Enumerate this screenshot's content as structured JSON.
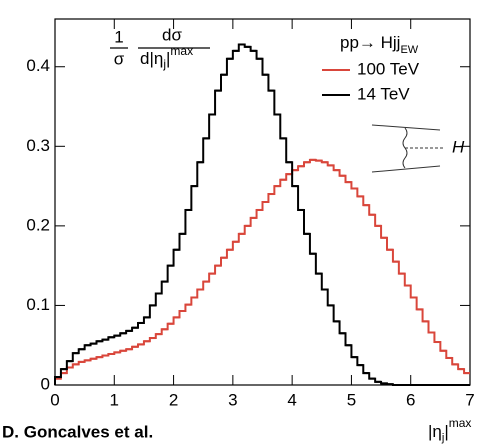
{
  "chart_data": {
    "type": "histogram",
    "author": "D. Goncalves et al.",
    "ylabel_parts": [
      "1",
      "σ",
      "dσ",
      "d|η",
      "j",
      "|",
      "max"
    ],
    "xlabel_parts": [
      "|η",
      "j",
      "|",
      "max"
    ],
    "legend_title_parts": [
      "pp→ Hjj",
      "EW"
    ],
    "diagram_label": "H",
    "xlim": [
      0,
      7
    ],
    "ylim": [
      0,
      0.46
    ],
    "xticks": [
      0,
      1,
      2,
      3,
      4,
      5,
      6,
      7
    ],
    "yticks": [
      0,
      0.1,
      0.2,
      0.3,
      0.4
    ],
    "grid": false,
    "bins": [
      0,
      0.1,
      0.2,
      0.3,
      0.4,
      0.5,
      0.6,
      0.7,
      0.8,
      0.9,
      1,
      1.1,
      1.2,
      1.3,
      1.4,
      1.5,
      1.6,
      1.7,
      1.8,
      1.9,
      2,
      2.1,
      2.2,
      2.3,
      2.4,
      2.5,
      2.6,
      2.7,
      2.8,
      2.9,
      3,
      3.1,
      3.2,
      3.3,
      3.4,
      3.5,
      3.6,
      3.7,
      3.8,
      3.9,
      4,
      4.1,
      4.2,
      4.3,
      4.4,
      4.5,
      4.6,
      4.7,
      4.8,
      4.9,
      5,
      5.1,
      5.2,
      5.3,
      5.4,
      5.5,
      5.6,
      5.7,
      5.8,
      5.9,
      6,
      6.1,
      6.2,
      6.3,
      6.4,
      6.5,
      6.6,
      6.7,
      6.8,
      6.9,
      7
    ],
    "series": [
      {
        "name": "100 TeV",
        "color": "#d9463b",
        "values": [
          0.008,
          0.015,
          0.022,
          0.026,
          0.029,
          0.031,
          0.033,
          0.035,
          0.037,
          0.039,
          0.041,
          0.043,
          0.045,
          0.048,
          0.051,
          0.055,
          0.059,
          0.064,
          0.07,
          0.077,
          0.085,
          0.093,
          0.101,
          0.11,
          0.12,
          0.13,
          0.14,
          0.15,
          0.16,
          0.17,
          0.18,
          0.19,
          0.2,
          0.21,
          0.22,
          0.23,
          0.24,
          0.25,
          0.258,
          0.265,
          0.27,
          0.275,
          0.28,
          0.283,
          0.282,
          0.28,
          0.276,
          0.27,
          0.263,
          0.255,
          0.247,
          0.237,
          0.226,
          0.214,
          0.2,
          0.185,
          0.17,
          0.155,
          0.14,
          0.125,
          0.11,
          0.095,
          0.08,
          0.066,
          0.054,
          0.043,
          0.034,
          0.026,
          0.02,
          0.015
        ]
      },
      {
        "name": "14 TeV",
        "color": "#000000",
        "values": [
          0.01,
          0.02,
          0.03,
          0.04,
          0.045,
          0.05,
          0.052,
          0.055,
          0.057,
          0.06,
          0.062,
          0.065,
          0.068,
          0.072,
          0.078,
          0.085,
          0.1,
          0.115,
          0.13,
          0.15,
          0.17,
          0.19,
          0.22,
          0.25,
          0.28,
          0.31,
          0.34,
          0.37,
          0.39,
          0.41,
          0.42,
          0.428,
          0.425,
          0.42,
          0.41,
          0.39,
          0.37,
          0.34,
          0.31,
          0.28,
          0.25,
          0.22,
          0.19,
          0.165,
          0.14,
          0.12,
          0.1,
          0.08,
          0.065,
          0.05,
          0.035,
          0.025,
          0.015,
          0.008,
          0.004,
          0.002,
          0.001,
          0,
          0,
          0,
          0,
          0,
          0,
          0,
          0,
          0,
          0,
          0,
          0,
          0
        ]
      }
    ]
  }
}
━━━━━━
§ **GIVEN INSTRUCTION**: Write out all the entries exactly, except for the pictures.

§ **ANSWER FOR THIS EXERCISE**:
Enumerate this screenshot's content as structured JSON.
{
  "chart_data": {
    "type": "histogram",
    "author": "D. Goncalves et al.",
    "ylabel_parts": [
      "1",
      "σ",
      "dσ",
      "d|η",
      "j",
      "|",
      "max"
    ],
    "xlabel_parts": [
      "|η",
      "j",
      "|",
      "max"
    ],
    "legend_title_parts": [
      "pp→ Hjj",
      "EW"
    ],
    "diagram_label": "H",
    "xlim": [
      0,
      7
    ],
    "ylim": [
      0,
      0.46
    ],
    "xticks": [
      0,
      1,
      2,
      3,
      4,
      5,
      6,
      7
    ],
    "yticks": [
      0,
      0.1,
      0.2,
      0.3,
      0.4
    ],
    "grid": false,
    "bins": [
      0,
      0.1,
      0.2,
      0.3,
      0.4,
      0.5,
      0.6,
      0.7,
      0.8,
      0.9,
      1,
      1.1,
      1.2,
      1.3,
      1.4,
      1.5,
      1.6,
      1.7,
      1.8,
      1.9,
      2,
      2.1,
      2.2,
      2.3,
      2.4,
      2.5,
      2.6,
      2.7,
      2.8,
      2.9,
      3,
      3.1,
      3.2,
      3.3,
      3.4,
      3.5,
      3.6,
      3.7,
      3.8,
      3.9,
      4,
      4.1,
      4.2,
      4.3,
      4.4,
      4.5,
      4.6,
      4.7,
      4.8,
      4.9,
      5,
      5.1,
      5.2,
      5.3,
      5.4,
      5.5,
      5.6,
      5.7,
      5.8,
      5.9,
      6,
      6.1,
      6.2,
      6.3,
      6.4,
      6.5,
      6.6,
      6.7,
      6.8,
      6.9,
      7
    ],
    "series": [
      {
        "name": "100 TeV",
        "color": "#d9463b",
        "values": [
          0.008,
          0.015,
          0.022,
          0.026,
          0.029,
          0.031,
          0.033,
          0.035,
          0.037,
          0.039,
          0.041,
          0.043,
          0.045,
          0.048,
          0.051,
          0.055,
          0.059,
          0.064,
          0.07,
          0.077,
          0.085,
          0.093,
          0.101,
          0.11,
          0.12,
          0.13,
          0.14,
          0.15,
          0.16,
          0.17,
          0.18,
          0.19,
          0.2,
          0.21,
          0.22,
          0.23,
          0.24,
          0.25,
          0.258,
          0.265,
          0.27,
          0.275,
          0.28,
          0.283,
          0.282,
          0.28,
          0.276,
          0.27,
          0.263,
          0.255,
          0.247,
          0.237,
          0.226,
          0.214,
          0.2,
          0.185,
          0.17,
          0.155,
          0.14,
          0.125,
          0.11,
          0.095,
          0.08,
          0.066,
          0.054,
          0.043,
          0.034,
          0.026,
          0.02,
          0.015
        ]
      },
      {
        "name": "14 TeV",
        "color": "#000000",
        "values": [
          0.01,
          0.02,
          0.03,
          0.04,
          0.045,
          0.05,
          0.052,
          0.055,
          0.057,
          0.06,
          0.062,
          0.065,
          0.068,
          0.072,
          0.078,
          0.085,
          0.1,
          0.115,
          0.13,
          0.15,
          0.17,
          0.19,
          0.22,
          0.25,
          0.28,
          0.31,
          0.34,
          0.37,
          0.39,
          0.41,
          0.42,
          0.428,
          0.425,
          0.42,
          0.41,
          0.39,
          0.37,
          0.34,
          0.31,
          0.28,
          0.25,
          0.22,
          0.19,
          0.165,
          0.14,
          0.12,
          0.1,
          0.08,
          0.065,
          0.05,
          0.035,
          0.025,
          0.015,
          0.008,
          0.004,
          0.002,
          0.001,
          0,
          0,
          0,
          0,
          0,
          0,
          0,
          0,
          0,
          0,
          0,
          0,
          0
        ]
      }
    ]
  }
}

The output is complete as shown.